▶ [Task brief]: Return all lines where the word "downloads" can be found.

(Extracts from a graphics dataset)
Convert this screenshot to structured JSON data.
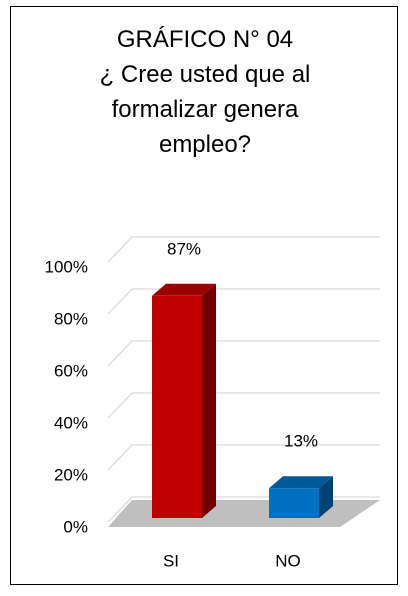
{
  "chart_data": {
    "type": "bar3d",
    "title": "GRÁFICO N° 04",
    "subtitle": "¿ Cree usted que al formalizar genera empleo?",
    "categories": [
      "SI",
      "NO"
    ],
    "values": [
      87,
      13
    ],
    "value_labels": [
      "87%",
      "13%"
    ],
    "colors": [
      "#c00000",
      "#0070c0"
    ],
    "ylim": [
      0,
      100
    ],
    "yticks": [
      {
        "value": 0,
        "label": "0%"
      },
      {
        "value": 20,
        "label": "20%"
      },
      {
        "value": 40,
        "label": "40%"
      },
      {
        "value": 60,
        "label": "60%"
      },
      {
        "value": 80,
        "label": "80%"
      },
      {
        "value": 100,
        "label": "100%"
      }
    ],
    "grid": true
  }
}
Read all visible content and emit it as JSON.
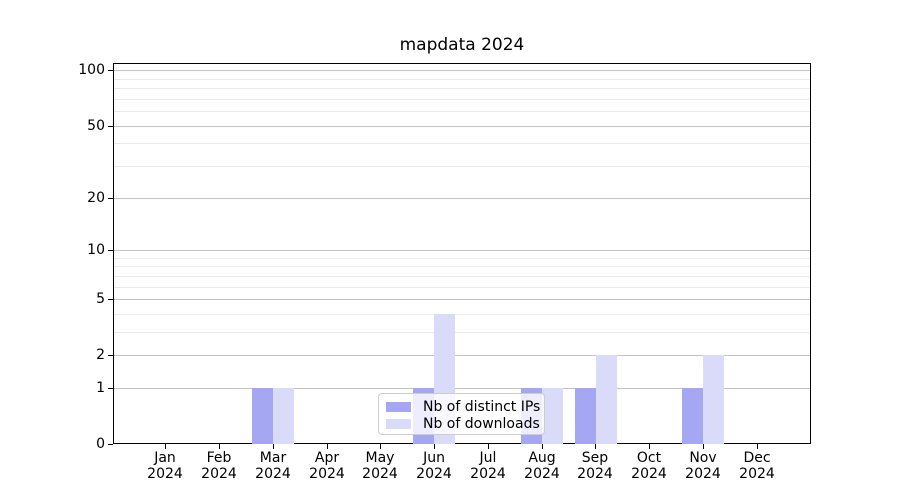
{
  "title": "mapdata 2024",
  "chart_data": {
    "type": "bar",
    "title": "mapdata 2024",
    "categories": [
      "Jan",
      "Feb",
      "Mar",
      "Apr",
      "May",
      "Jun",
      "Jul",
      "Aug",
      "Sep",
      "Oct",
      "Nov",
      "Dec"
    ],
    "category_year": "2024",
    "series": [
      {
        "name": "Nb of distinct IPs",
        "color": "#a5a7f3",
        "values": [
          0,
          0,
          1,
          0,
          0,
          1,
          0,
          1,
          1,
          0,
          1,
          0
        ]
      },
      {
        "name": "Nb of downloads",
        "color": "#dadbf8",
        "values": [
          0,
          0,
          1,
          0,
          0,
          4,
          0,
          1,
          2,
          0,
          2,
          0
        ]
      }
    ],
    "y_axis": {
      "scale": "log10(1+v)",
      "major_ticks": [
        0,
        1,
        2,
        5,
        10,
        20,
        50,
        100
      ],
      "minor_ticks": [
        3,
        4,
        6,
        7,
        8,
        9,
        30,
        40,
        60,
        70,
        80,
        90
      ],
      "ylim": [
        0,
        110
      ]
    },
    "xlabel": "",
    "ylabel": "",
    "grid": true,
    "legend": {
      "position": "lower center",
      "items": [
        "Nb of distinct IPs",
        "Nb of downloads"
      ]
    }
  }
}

--

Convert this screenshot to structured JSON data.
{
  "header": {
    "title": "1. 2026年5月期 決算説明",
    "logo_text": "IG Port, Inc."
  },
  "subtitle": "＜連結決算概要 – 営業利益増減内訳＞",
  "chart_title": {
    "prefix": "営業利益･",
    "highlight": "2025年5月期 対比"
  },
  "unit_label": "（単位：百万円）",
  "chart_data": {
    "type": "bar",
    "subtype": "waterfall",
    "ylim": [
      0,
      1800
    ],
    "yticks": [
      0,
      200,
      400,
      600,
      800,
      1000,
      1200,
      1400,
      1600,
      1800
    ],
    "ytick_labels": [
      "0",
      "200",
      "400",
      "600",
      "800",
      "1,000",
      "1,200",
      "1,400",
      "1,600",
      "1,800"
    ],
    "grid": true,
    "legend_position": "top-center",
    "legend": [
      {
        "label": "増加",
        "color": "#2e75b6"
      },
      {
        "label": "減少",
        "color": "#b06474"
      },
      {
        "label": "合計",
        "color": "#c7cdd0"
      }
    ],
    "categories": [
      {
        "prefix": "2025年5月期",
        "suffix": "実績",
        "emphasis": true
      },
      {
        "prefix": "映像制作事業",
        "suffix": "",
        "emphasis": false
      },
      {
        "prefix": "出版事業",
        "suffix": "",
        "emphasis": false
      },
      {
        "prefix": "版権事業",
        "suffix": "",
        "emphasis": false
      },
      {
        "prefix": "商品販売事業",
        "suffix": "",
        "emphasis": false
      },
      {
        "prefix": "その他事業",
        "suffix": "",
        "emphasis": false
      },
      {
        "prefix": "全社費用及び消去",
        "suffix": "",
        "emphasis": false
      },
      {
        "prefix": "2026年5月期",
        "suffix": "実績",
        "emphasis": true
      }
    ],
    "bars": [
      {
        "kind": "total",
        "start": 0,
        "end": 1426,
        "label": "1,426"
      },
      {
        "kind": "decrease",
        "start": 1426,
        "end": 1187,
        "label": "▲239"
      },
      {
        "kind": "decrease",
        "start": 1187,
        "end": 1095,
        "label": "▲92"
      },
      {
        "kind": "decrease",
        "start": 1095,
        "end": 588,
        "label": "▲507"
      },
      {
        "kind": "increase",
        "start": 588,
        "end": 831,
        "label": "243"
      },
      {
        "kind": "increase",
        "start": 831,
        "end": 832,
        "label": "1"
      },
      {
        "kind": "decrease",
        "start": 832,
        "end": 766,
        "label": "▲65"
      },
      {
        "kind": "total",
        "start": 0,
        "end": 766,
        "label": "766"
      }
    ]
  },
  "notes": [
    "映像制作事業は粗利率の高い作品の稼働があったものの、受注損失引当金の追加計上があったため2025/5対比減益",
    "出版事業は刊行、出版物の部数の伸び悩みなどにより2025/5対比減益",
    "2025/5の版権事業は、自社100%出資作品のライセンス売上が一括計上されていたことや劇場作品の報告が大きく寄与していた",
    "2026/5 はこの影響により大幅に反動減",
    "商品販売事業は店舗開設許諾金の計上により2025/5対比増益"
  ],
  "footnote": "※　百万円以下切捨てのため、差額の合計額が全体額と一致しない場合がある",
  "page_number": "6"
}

▶ [Right answer]:
        "name": "Nb of downloads",
        "Nb of downloads"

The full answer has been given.